## Extracted information
---
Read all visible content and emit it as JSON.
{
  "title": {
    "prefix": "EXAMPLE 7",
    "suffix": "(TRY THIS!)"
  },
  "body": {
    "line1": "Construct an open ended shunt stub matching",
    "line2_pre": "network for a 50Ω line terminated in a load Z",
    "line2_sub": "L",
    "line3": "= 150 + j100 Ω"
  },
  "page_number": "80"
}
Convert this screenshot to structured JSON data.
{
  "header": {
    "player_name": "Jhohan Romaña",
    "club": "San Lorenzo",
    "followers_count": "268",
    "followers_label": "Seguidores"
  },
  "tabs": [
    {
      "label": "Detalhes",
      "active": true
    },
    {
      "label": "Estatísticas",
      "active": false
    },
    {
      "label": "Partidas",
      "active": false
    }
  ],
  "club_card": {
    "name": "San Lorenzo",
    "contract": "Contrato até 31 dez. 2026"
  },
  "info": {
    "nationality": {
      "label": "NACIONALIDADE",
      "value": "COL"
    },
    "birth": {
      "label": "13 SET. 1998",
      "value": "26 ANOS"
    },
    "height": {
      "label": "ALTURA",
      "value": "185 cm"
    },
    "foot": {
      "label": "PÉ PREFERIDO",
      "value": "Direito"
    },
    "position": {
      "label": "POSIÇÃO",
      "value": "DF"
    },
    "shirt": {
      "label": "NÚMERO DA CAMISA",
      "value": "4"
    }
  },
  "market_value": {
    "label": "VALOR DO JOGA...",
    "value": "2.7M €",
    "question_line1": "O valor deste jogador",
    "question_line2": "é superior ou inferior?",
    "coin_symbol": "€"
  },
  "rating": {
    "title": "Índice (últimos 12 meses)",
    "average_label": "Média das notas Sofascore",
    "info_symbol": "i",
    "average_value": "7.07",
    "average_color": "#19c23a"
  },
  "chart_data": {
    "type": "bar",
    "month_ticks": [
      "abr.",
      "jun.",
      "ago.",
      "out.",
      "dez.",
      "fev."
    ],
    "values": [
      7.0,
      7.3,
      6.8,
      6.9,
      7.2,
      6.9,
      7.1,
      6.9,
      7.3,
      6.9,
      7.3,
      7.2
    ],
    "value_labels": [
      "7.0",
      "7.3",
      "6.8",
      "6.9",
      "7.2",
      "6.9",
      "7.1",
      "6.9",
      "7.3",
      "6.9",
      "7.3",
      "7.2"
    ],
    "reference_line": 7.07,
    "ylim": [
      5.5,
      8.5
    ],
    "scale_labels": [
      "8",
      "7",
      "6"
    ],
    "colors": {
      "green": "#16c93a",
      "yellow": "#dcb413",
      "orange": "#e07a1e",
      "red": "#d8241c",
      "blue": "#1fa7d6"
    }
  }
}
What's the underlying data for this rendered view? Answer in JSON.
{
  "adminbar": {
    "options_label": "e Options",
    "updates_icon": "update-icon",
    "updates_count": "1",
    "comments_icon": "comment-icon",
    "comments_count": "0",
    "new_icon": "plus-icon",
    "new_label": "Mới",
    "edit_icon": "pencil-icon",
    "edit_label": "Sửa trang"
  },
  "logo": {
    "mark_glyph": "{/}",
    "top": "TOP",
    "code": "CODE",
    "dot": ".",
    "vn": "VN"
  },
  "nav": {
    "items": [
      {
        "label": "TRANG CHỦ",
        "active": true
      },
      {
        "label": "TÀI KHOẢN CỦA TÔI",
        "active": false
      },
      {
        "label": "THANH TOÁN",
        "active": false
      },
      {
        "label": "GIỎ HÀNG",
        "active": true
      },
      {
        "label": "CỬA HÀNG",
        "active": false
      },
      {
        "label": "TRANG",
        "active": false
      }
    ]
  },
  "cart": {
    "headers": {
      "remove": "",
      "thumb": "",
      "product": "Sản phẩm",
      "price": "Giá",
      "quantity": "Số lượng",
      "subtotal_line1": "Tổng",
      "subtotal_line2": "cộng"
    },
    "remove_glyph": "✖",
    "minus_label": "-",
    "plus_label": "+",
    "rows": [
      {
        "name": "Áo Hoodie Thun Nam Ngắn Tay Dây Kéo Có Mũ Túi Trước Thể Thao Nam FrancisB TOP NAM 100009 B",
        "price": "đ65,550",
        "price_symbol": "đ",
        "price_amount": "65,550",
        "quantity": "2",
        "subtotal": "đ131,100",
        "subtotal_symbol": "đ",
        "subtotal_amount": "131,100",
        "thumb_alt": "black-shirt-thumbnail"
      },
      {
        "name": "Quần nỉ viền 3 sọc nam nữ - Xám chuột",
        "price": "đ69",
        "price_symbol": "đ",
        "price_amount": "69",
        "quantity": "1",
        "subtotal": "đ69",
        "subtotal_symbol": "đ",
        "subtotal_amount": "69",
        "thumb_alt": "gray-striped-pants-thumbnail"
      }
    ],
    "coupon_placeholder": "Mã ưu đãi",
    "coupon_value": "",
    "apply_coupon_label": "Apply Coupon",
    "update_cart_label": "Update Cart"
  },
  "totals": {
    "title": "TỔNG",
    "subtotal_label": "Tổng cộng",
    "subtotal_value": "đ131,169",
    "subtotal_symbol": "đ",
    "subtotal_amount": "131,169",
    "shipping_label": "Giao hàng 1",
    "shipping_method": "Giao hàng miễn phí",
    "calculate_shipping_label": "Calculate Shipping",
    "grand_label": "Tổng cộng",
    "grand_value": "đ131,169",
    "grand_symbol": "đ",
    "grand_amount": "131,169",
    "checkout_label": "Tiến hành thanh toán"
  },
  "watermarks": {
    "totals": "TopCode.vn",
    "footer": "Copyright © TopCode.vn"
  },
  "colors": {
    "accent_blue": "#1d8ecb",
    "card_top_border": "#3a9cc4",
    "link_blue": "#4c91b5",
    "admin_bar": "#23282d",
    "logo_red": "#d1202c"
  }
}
---
## The request
Copy out each record, keeping every word as it is.

## Solution to this task
Read all visible content and emit it as JSON.
{
  "title": {
    "prefix": "EXAMPLE 7",
    "suffix": "(TRY THIS!)"
  },
  "body": {
    "line1": "Construct an open ended shunt stub matching",
    "line2_pre": "network for a 50Ω line terminated in a load Z",
    "line2_sub": "L",
    "line3": "= 150 + j100 Ω"
  },
  "page_number": "80"
}
Convert this screenshot to structured JSON data.
{
  "header": {
    "player_name": "Jhohan Romaña",
    "club": "San Lorenzo",
    "followers_count": "268",
    "followers_label": "Seguidores"
  },
  "tabs": [
    {
      "label": "Detalhes",
      "active": true
    },
    {
      "label": "Estatísticas",
      "active": false
    },
    {
      "label": "Partidas",
      "active": false
    }
  ],
  "club_card": {
    "name": "San Lorenzo",
    "contract": "Contrato até 31 dez. 2026"
  },
  "info": {
    "nationality": {
      "label": "NACIONALIDADE",
      "value": "COL"
    },
    "birth": {
      "label": "13 SET. 1998",
      "value": "26 ANOS"
    },
    "height": {
      "label": "ALTURA",
      "value": "185 cm"
    },
    "foot": {
      "label": "PÉ PREFERIDO",
      "value": "Direito"
    },
    "position": {
      "label": "POSIÇÃO",
      "value": "DF"
    },
    "shirt": {
      "label": "NÚMERO DA CAMISA",
      "value": "4"
    }
  },
  "market_value": {
    "label": "VALOR DO JOGA...",
    "value": "2.7M €",
    "question_line1": "O valor deste jogador",
    "question_line2": "é superior ou inferior?",
    "coin_symbol": "€"
  },
  "rating": {
    "title": "Índice (últimos 12 meses)",
    "average_label": "Média das notas Sofascore",
    "info_symbol": "i",
    "average_value": "7.07",
    "average_color": "#19c23a"
  },
  "chart_data": {
    "type": "bar",
    "month_ticks": [
      "abr.",
      "jun.",
      "ago.",
      "out.",
      "dez.",
      "fev."
    ],
    "values": [
      7.0,
      7.3,
      6.8,
      6.9,
      7.2,
      6.9,
      7.1,
      6.9,
      7.3,
      6.9,
      7.3,
      7.2
    ],
    "value_labels": [
      "7.0",
      "7.3",
      "6.8",
      "6.9",
      "7.2",
      "6.9",
      "7.1",
      "6.9",
      "7.3",
      "6.9",
      "7.3",
      "7.2"
    ],
    "reference_line": 7.07,
    "ylim": [
      5.5,
      8.5
    ],
    "scale_labels": [
      "8",
      "7",
      "6"
    ],
    "colors": {
      "green": "#16c93a",
      "yellow": "#dcb413",
      "orange": "#e07a1e",
      "red": "#d8241c",
      "blue": "#1fa7d6"
    }
  }
}
What's the underlying data for this rendered view? Answer in JSON.
{
  "adminbar": {
    "options_label": "e Options",
    "updates_icon": "update-icon",
    "updates_count": "1",
    "comments_icon": "comment-icon",
    "comments_count": "0",
    "new_icon": "plus-icon",
    "new_label": "Mới",
    "edit_icon": "pencil-icon",
    "edit_label": "Sửa trang"
  },
  "logo": {
    "mark_glyph": "{/}",
    "top": "TOP",
    "code": "CODE",
    "dot": ".",
    "vn": "VN"
  },
  "nav": {
    "items": [
      {
        "label": "TRANG CHỦ",
        "active": true
      },
      {
        "label": "TÀI KHOẢN CỦA TÔI",
        "active": false
      },
      {
        "label": "THANH TOÁN",
        "active": false
      },
      {
        "label": "GIỎ HÀNG",
        "active": true
      },
      {
        "label": "CỬA HÀNG",
        "active": false
      },
      {
        "label": "TRANG",
        "active": false
      }
    ]
  },
  "cart": {
    "headers": {
      "remove": "",
      "thumb": "",
      "product": "Sản phẩm",
      "price": "Giá",
      "quantity": "Số lượng",
      "subtotal_line1": "Tổng",
      "subtotal_line2": "cộng"
    },
    "remove_glyph": "✖",
    "minus_label": "-",
    "plus_label": "+",
    "rows": [
      {
        "name": "Áo Hoodie Thun Nam Ngắn Tay Dây Kéo Có Mũ Túi Trước Thể Thao Nam FrancisB TOP NAM 100009 B",
        "price": "đ65,550",
        "price_symbol": "đ",
        "price_amount": "65,550",
        "quantity": "2",
        "subtotal": "đ131,100",
        "subtotal_symbol": "đ",
        "subtotal_amount": "131,100",
        "thumb_alt": "black-shirt-thumbnail"
      },
      {
        "name": "Quần nỉ viền 3 sọc nam nữ - Xám chuột",
        "price": "đ69",
        "price_symbol": "đ",
        "price_amount": "69",
        "quantity": "1",
        "subtotal": "đ69",
        "subtotal_symbol": "đ",
        "subtotal_amount": "69",
        "thumb_alt": "gray-striped-pants-thumbnail"
      }
    ],
    "coupon_placeholder": "Mã ưu đãi",
    "coupon_value": "",
    "apply_coupon_label": "Apply Coupon",
    "update_cart_label": "Update Cart"
  },
  "totals": {
    "title": "TỔNG",
    "subtotal_label": "Tổng cộng",
    "subtotal_value": "đ131,169",
    "subtotal_symbol": "đ",
    "subtotal_amount": "131,169",
    "shipping_label": "Giao hàng 1",
    "shipping_method": "Giao hàng miễn phí",
    "calculate_shipping_label": "Calculate Shipping",
    "grand_label": "Tổng cộng",
    "grand_value": "đ131,169",
    "grand_symbol": "đ",
    "grand_amount": "131,169",
    "checkout_label": "Tiến hành thanh toán"
  },
  "watermarks": {
    "totals": "TopCode.vn",
    "footer": "Copyright © TopCode.vn"
  },
  "colors": {
    "accent_blue": "#1d8ecb",
    "card_top_border": "#3a9cc4",
    "link_blue": "#4c91b5",
    "admin_bar": "#23282d",
    "logo_red": "#d1202c"
  }
}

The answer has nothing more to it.